* What is needed
Even the shortest line counts, so transcribe all the data exactly.

(Source material)

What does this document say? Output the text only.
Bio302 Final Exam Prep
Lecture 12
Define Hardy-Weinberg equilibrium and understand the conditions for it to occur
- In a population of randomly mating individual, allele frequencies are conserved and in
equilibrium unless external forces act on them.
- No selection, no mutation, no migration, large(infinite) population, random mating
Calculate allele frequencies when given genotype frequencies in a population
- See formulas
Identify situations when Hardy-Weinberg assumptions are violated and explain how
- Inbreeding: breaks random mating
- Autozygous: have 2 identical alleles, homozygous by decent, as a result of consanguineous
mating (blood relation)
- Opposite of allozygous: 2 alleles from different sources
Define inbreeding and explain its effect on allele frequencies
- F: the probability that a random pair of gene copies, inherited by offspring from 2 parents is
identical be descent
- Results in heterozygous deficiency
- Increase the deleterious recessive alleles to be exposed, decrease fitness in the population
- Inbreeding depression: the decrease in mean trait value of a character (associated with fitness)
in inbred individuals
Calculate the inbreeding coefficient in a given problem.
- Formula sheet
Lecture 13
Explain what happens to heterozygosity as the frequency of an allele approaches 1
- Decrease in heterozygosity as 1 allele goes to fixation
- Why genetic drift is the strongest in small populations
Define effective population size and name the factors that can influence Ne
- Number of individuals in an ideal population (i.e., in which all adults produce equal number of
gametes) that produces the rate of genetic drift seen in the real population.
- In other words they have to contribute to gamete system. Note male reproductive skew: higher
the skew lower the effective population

(End Source material)

* Expected answer
What does this document say? Output the text only.
Bio302 Final Exam Prep
Lecture 12
Define Hardy-Weinberg equilibrium and understand the conditions for it to occur
- In a population of randomly mating individual, allele frequencies are conserved and in
equilibrium unless external forces act on them.
- No selection, no mutation, no migration, large(infinite) population, random mating
Calculate allele frequencies when given genotype frequencies in a population
- See formulas
Identify situations when Hardy-Weinberg assumptions are violated and explain how
- Inbreeding: breaks random mating
- Autozygous: have 2 identical alleles, homozygous by decent, as a result of consanguineous
mating (blood relation)
- Opposite of allozygous: 2 alleles from different sources
Define inbreeding and explain its effect on allele frequencies
- F: the probability that a random pair of gene copies, inherited by offspring from 2 parents is
identical be descent
- Results in heterozygous deficiency
- Increase the deleterious recessive alleles to be exposed, decrease fitness in the population
- Inbreeding depression: the decrease in mean trait value of a character (associated with fitness)
in inbred individuals
Calculate the inbreeding coefficient in a given problem.
- Formula sheet
Lecture 13
Explain what happens to heterozygosity as the frequency of an allele approaches 1
- Decrease in heterozygosity as 1 allele goes to fixation
- Why genetic drift is the strongest in small populations
Define effective population size and name the factors that can influence Ne
- Number of individuals in an ideal population (i.e., in which all adults produce equal number of
gametes) that produces the rate of genetic drift seen in the real population.
- In other words they have to contribute to gamete system. Note male reproductive skew: higher
the skew lower the effective population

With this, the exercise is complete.